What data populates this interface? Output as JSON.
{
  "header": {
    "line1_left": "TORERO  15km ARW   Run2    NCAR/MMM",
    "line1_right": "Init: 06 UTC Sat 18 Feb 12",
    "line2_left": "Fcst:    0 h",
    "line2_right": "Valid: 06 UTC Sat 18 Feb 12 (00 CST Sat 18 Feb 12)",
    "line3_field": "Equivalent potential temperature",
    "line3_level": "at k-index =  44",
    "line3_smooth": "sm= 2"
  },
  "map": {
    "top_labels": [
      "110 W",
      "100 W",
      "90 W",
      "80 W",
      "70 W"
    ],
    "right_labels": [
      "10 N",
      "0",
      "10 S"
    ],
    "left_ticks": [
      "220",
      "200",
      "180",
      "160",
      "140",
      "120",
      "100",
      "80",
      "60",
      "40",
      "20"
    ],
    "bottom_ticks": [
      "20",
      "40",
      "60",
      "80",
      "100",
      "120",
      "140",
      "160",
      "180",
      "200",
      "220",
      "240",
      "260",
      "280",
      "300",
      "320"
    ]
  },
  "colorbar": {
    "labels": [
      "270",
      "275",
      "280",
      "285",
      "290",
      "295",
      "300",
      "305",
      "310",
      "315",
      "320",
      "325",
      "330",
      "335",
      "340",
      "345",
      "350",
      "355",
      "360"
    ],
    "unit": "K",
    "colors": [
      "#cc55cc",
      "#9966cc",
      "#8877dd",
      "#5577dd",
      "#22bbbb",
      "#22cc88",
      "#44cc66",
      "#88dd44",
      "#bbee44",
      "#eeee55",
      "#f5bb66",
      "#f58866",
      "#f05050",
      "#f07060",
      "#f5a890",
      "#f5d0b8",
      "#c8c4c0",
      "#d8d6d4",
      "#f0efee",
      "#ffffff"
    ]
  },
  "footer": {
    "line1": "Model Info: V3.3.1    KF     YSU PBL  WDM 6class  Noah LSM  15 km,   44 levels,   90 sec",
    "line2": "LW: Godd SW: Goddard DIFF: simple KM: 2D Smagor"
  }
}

---+---

**WRITTEN INSTRUCTION**
Give back the whole listing, word for word.

**COMPLETE ANSWER**
What data populates this interface? Output as JSON.
{
  "header": {
    "line1_left": "TORERO  15km ARW   Run2    NCAR/MMM",
    "line1_right": "Init: 06 UTC Sat 18 Feb 12",
    "line2_left": "Fcst:    0 h",
    "line2_right": "Valid: 06 UTC Sat 18 Feb 12 (00 CST Sat 18 Feb 12)",
    "line3_field": "Equivalent potential temperature",
    "line3_level": "at k-index =  44",
    "line3_smooth": "sm= 2"
  },
  "map": {
    "top_labels": [
      "110 W",
      "100 W",
      "90 W",
      "80 W",
      "70 W"
    ],
    "right_labels": [
      "10 N",
      "0",
      "10 S"
    ],
    "left_ticks": [
      "220",
      "200",
      "180",
      "160",
      "140",
      "120",
      "100",
      "80",
      "60",
      "40",
      "20"
    ],
    "bottom_ticks": [
      "20",
      "40",
      "60",
      "80",
      "100",
      "120",
      "140",
      "160",
      "180",
      "200",
      "220",
      "240",
      "260",
      "280",
      "300",
      "320"
    ]
  },
  "colorbar": {
    "labels": [
      "270",
      "275",
      "280",
      "285",
      "290",
      "295",
      "300",
      "305",
      "310",
      "315",
      "320",
      "325",
      "330",
      "335",
      "340",
      "345",
      "350",
      "355",
      "360"
    ],
    "unit": "K",
    "colors": [
      "#cc55cc",
      "#9966cc",
      "#8877dd",
      "#5577dd",
      "#22bbbb",
      "#22cc88",
      "#44cc66",
      "#88dd44",
      "#bbee44",
      "#eeee55",
      "#f5bb66",
      "#f58866",
      "#f05050",
      "#f07060",
      "#f5a890",
      "#f5d0b8",
      "#c8c4c0",
      "#d8d6d4",
      "#f0efee",
      "#ffffff"
    ]
  },
  "footer": {
    "line1": "Model Info: V3.3.1    KF     YSU PBL  WDM 6class  Noah LSM  15 km,   44 levels,   90 sec",
    "line2": "LW: Godd SW: Goddard DIFF: simple KM: 2D Smagor"
  }
}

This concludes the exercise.